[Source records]
◆ ◆ ◆ ◆

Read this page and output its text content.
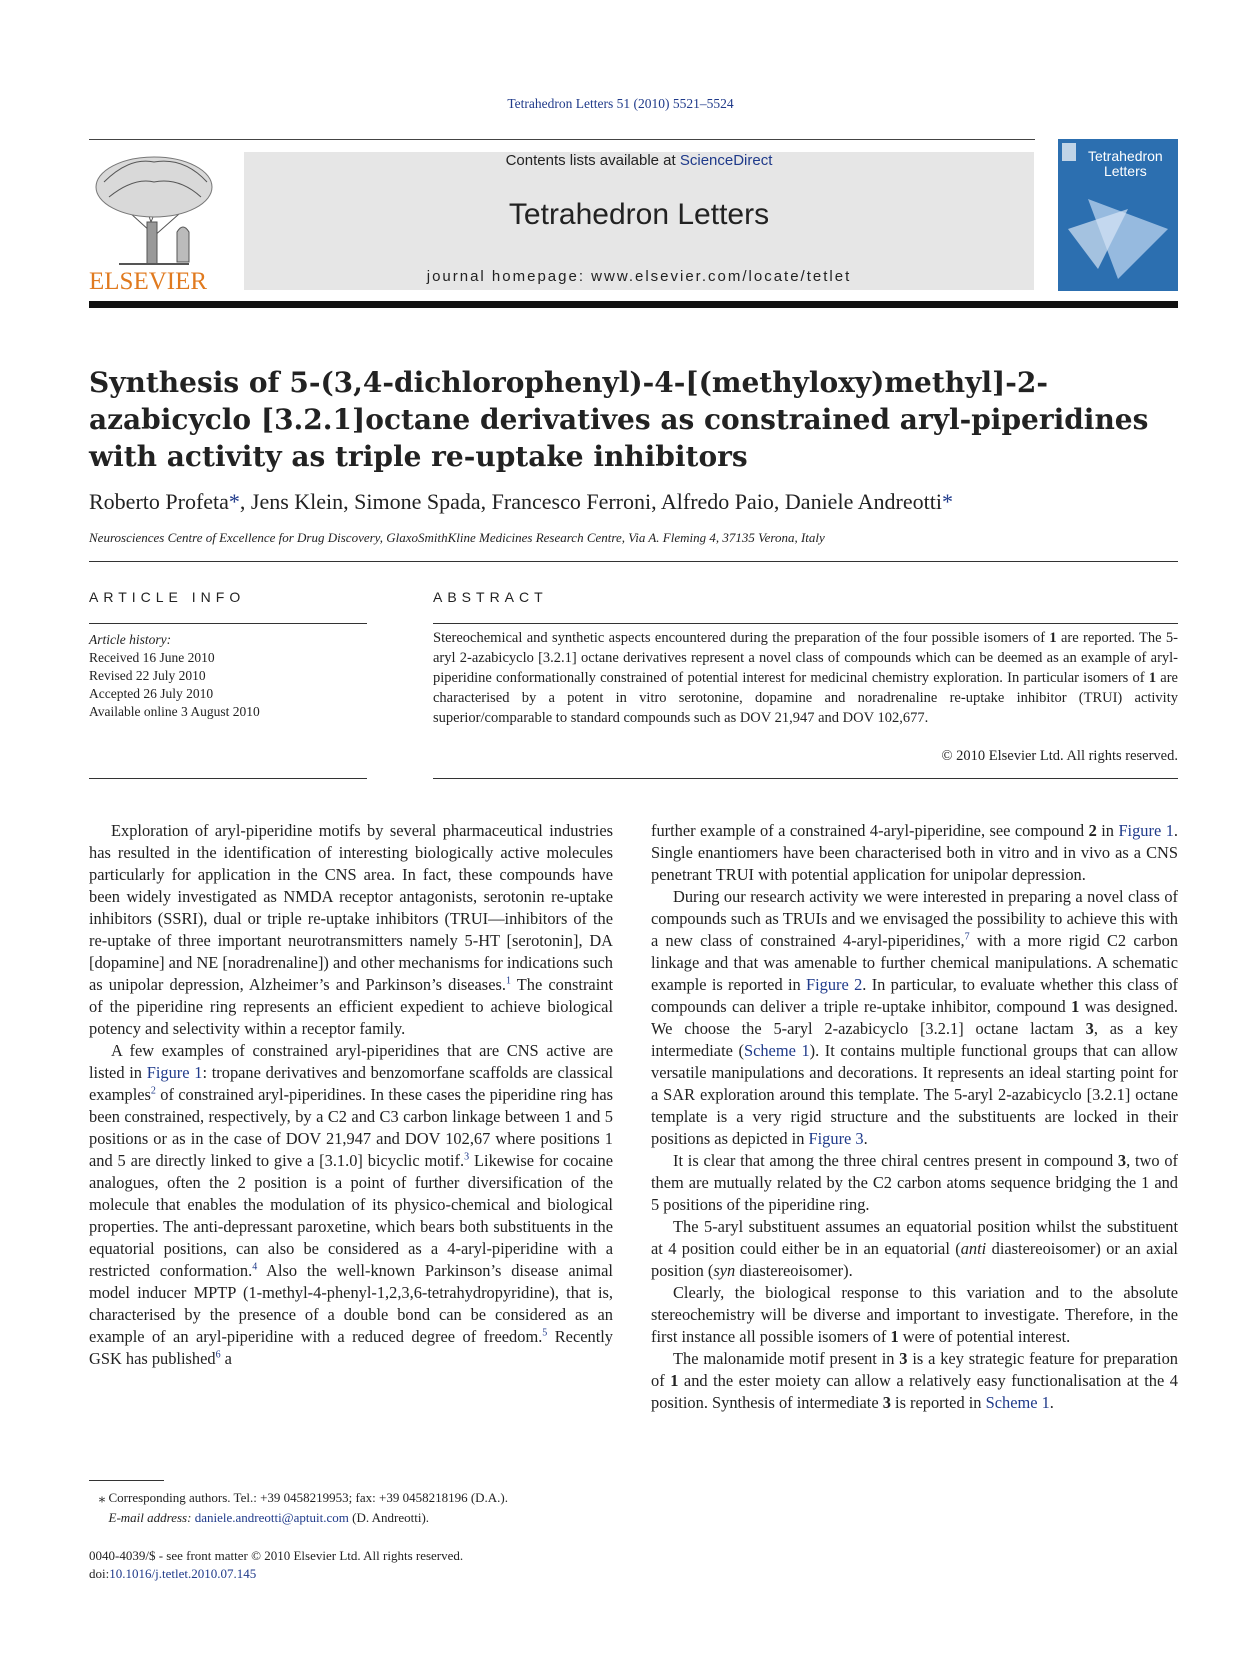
Tetrahedron Letters 51 (2010) 5521–5524
ELSEVIER
Contents lists available at ScienceDirect
Tetrahedron Letters
journal homepage: www.elsevier.com/locate/tetlet
Tetrahedron
Letters
Synthesis of 5-(3,4-dichlorophenyl)-4-[(methyloxy)methyl]-2-azabicyclo [3.2.1]octane derivatives as constrained aryl-piperidines with activity as triple re-uptake inhibitors
Roberto Profeta*, Jens Klein, Simone Spada, Francesco Ferroni, Alfredo Paio, Daniele Andreotti*
Neurosciences Centre of Excellence for Drug Discovery, GlaxoSmithKline Medicines Research Centre, Via A. Fleming 4, 37135 Verona, Italy
ARTICLE INFO
Article history:
Received 16 June 2010
Revised 22 July 2010
Accepted 26 July 2010
Available online 3 August 2010
ABSTRACT
Stereochemical and synthetic aspects encountered during the preparation of the four possible isomers of 1 are reported. The 5-aryl 2-azabicyclo [3.2.1] octane derivatives represent a novel class of compounds which can be deemed as an example of aryl-piperidine conformationally constrained of potential interest for medicinal chemistry exploration. In particular isomers of 1 are characterised by a potent in vitro serotonine, dopamine and noradrenaline re-uptake inhibitor (TRUI) activity superior/comparable to standard compounds such as DOV 21,947 and DOV 102,677.
© 2010 Elsevier Ltd. All rights reserved.

Exploration of aryl-piperidine motifs by several pharmaceutical industries has resulted in the identification of interesting biologically active molecules particularly for application in the CNS area. In fact, these compounds have been widely investigated as NMDA receptor antagonists, serotonin re-uptake inhibitors (SSRI), dual or triple re-uptake inhibitors (TRUI—inhibitors of the re-uptake of three important neurotransmitters namely 5-HT [serotonin], DA [dopamine] and NE [noradrenaline]) and other mechanisms for indications such as unipolar depression, Alzheimer’s and Parkinson’s diseases.$^1$ The constraint of the piperidine ring represents an efficient expedient to achieve biological potency and selectivity within a receptor family.

A few examples of constrained aryl-piperidines that are CNS active are listed in Figure 1: tropane derivatives and benzomorfane scaffolds are classical examples$^2$ of constrained aryl-piperidines. In these cases the piperidine ring has been constrained, respectively, by a C2 and C3 carbon linkage between 1 and 5 positions or as in the case of DOV 21,947 and DOV 102,67 where positions 1 and 5 are directly linked to give a [3.1.0] bicyclic motif.$^3$ Likewise for cocaine analogues, often the 2 position is a point of further diversification of the molecule that enables the modulation of its physico-chemical and biological properties. The anti-depressant paroxetine, which bears both substituents in the equatorial positions, can also be considered as a 4-aryl-piperidine with a restricted conformation.$^4$ Also the well-known Parkinson’s disease animal model inducer MPTP (1-methyl-4-phenyl-1,2,3,6-tetrahydropyridine), that is, characterised by the presence of a double bond can be considered as an example of an aryl-piperidine with a reduced degree of freedom.$^5$ Recently GSK has published$^6$ a

further example of a constrained 4-aryl-piperidine, see compound 2 in Figure 1. Single enantiomers have been characterised both in vitro and in vivo as a CNS penetrant TRUI with potential application for unipolar depression.

During our research activity we were interested in preparing a novel class of compounds such as TRUIs and we envisaged the possibility to achieve this with a new class of constrained 4-aryl-piperidines,$^7$ with a more rigid C2 carbon linkage and that was amenable to further chemical manipulations. A schematic example is reported in Figure 2. In particular, to evaluate whether this class of compounds can deliver a triple re-uptake inhibitor, compound 1 was designed. We choose the 5-aryl 2-azabicyclo [3.2.1] octane lactam 3, as a key intermediate (Scheme 1). It contains multiple functional groups that can allow versatile manipulations and decorations. It represents an ideal starting point for a SAR exploration around this template. The 5-aryl 2-azabicyclo [3.2.1] octane template is a very rigid structure and the substituents are locked in their positions as depicted in Figure 3.

It is clear that among the three chiral centres present in compound 3, two of them are mutually related by the C2 carbon atoms sequence bridging the 1 and 5 positions of the piperidine ring.

The 5-aryl substituent assumes an equatorial position whilst the substituent at 4 position could either be in an equatorial (anti diastereoisomer) or an axial position (syn diastereoisomer).

Clearly, the biological response to this variation and to the absolute stereochemistry will be diverse and important to investigate. Therefore, in the first instance all possible isomers of 1 were of potential interest.

The malonamide motif present in 3 is a key strategic feature for preparation of 1 and the ester moiety can allow a relatively easy functionalisation at the 4 position. Synthesis of intermediate 3 is reported in Scheme 1.

⁎ Corresponding authors. Tel.: +39 0458219953; fax: +39 0458218196 (D.A.).
E-mail address: daniele.andreotti@aptuit.com (D. Andreotti).
0040-4039/$ - see front matter © 2010 Elsevier Ltd. All rights reserved.
doi:10.1016/j.tetlet.2010.07.145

◆ ◆ ◆ ◆

◆ **SHORT PROBLEM**
Report the number of lines that contain "vitro", with no other words.

◆ **TASK OUTPUT**
2